▶ _WHAT THE TASK ASKS_
In the abstract below on VLCAD and TFP mutations, which two antioxidant proteins had reduced levels in cells with TFP mutations?

Mutations in nuclear genes encoding for
mitochondrial proteins very long-chain acyl-CoA dehydrogenase (
VLCAD) and trifunctional
protein (TFP) cause rare autosomal recessive disorders. Studies in fibroblasts derived from patients with mutations in
VLCAD and TFP exhibit
mitochondrial defects. To gain insights on pathological changes that account for the mitochondrial deficits we performed quantitative proteomic, biochemical, and morphometric analyses in fibroblasts derived from subjects with three different
VLCAD and three different TFP mutations. Proteomic data that was corroborated by antibody-based detection, indicated reduced levels of
VLCAD and TFP
protein in cells with
VLCAD and TFP mutations respectively, which in part accounted for the diminished
fatty acid oxidation capacity. Decreased mitochondrial respiratory capacity in cells with
VLCAD and TFP mutations was quantified after
glucose removal and cells with TFP mutations had lower levels of
glycogen. Despite these energetic deficiencies, the cells with
VLCAD and TFP mutations did not exhibit changes in mitochondria morphology, distribution, fusion and fission, quantified by either confocal or transmission electron microscopy and corroborated by proteomic and antibody-based
protein analysis. Fibroblasts with
VLCAD and to a lesser extend cells with TFP mutations had increased levels of mitochondrial respiratory chain
proteins and
proteins that facilitate the assembly of respiratory complexes. With the exception of reduced levels of
catalase and
glutathione S-transferase theta-1 in cells with TFP mutations, the levels of 45
proteins across all major intracellular
antioxidant networks were similar between cells with
VLCAD and TFP mutations and non-disease controls. Collectively the data indicate that despite the metabolic deficits, cells with
VLCAD and TFP mutations maintain their proteomic integrity to preserve cellular and mitochondria architecture, support energy production and protect against oxidative stress.

▶ _EXTRACTED MATERIAL_
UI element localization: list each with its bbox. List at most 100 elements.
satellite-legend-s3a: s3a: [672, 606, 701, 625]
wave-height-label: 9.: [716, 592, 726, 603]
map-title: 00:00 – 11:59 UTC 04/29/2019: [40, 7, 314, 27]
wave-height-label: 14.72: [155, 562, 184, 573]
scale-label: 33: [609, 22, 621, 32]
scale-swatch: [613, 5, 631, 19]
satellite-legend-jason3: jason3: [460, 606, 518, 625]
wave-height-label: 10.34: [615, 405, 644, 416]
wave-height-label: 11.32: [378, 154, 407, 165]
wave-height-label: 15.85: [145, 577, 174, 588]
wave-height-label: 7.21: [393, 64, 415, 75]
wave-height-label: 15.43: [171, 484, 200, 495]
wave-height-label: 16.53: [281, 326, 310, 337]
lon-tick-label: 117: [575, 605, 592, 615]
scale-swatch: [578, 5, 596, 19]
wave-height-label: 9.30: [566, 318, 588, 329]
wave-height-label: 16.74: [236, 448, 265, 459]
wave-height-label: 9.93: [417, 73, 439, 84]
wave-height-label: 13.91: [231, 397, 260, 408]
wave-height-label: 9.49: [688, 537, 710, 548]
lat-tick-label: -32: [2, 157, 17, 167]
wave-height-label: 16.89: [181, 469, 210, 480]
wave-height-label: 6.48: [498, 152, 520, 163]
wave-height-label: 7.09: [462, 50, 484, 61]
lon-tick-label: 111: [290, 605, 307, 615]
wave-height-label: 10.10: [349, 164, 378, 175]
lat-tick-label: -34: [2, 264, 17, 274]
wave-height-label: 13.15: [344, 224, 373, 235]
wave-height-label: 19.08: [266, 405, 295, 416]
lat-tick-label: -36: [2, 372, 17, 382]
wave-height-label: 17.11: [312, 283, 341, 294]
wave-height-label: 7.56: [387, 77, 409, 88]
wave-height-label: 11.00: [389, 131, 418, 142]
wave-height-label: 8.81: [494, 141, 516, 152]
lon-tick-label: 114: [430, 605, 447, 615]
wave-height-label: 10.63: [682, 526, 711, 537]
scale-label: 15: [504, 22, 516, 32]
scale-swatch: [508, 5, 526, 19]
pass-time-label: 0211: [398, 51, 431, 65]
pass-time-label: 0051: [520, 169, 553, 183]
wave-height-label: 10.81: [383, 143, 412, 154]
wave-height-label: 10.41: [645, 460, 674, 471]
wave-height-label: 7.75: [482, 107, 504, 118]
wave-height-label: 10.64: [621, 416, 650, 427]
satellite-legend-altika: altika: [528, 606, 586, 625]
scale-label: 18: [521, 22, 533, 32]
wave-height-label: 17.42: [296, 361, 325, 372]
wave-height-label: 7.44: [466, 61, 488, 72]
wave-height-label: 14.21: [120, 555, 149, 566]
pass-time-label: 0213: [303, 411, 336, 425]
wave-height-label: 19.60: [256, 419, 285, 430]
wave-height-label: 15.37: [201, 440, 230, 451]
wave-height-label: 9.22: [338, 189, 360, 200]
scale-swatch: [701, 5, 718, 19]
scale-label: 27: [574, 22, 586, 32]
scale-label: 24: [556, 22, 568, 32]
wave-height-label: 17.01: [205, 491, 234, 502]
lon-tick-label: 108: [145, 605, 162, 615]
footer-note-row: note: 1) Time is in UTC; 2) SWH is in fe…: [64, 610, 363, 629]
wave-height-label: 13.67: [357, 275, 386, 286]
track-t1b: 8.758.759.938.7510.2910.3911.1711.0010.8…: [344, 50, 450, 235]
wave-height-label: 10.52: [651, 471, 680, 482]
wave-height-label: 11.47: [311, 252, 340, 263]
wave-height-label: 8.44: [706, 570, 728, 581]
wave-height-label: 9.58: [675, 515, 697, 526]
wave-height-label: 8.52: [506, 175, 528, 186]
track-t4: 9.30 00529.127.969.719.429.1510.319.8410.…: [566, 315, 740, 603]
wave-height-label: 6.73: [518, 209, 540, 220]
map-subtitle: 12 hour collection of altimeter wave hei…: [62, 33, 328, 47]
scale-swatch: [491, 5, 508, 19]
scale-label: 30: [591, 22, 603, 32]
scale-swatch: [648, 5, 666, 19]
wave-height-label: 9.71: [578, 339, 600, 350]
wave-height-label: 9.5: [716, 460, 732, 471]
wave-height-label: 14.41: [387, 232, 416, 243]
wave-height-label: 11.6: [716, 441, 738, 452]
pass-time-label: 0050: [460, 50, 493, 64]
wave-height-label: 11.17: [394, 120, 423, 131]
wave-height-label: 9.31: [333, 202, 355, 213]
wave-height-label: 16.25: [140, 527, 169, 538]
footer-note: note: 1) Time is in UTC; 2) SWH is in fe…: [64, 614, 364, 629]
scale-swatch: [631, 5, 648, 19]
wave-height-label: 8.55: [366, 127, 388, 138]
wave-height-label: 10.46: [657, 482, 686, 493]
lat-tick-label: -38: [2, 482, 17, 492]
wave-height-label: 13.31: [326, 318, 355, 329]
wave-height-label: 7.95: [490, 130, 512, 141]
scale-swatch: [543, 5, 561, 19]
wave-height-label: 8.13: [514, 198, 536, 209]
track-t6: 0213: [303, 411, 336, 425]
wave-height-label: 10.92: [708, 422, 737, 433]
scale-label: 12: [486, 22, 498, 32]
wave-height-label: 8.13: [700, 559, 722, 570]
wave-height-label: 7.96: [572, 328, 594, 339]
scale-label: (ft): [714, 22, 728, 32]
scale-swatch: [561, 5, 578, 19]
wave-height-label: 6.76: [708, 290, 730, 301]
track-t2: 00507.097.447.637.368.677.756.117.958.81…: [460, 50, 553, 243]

▶ _TASK SOLUTION_
Catalase and glutathione S-transferase theta-1.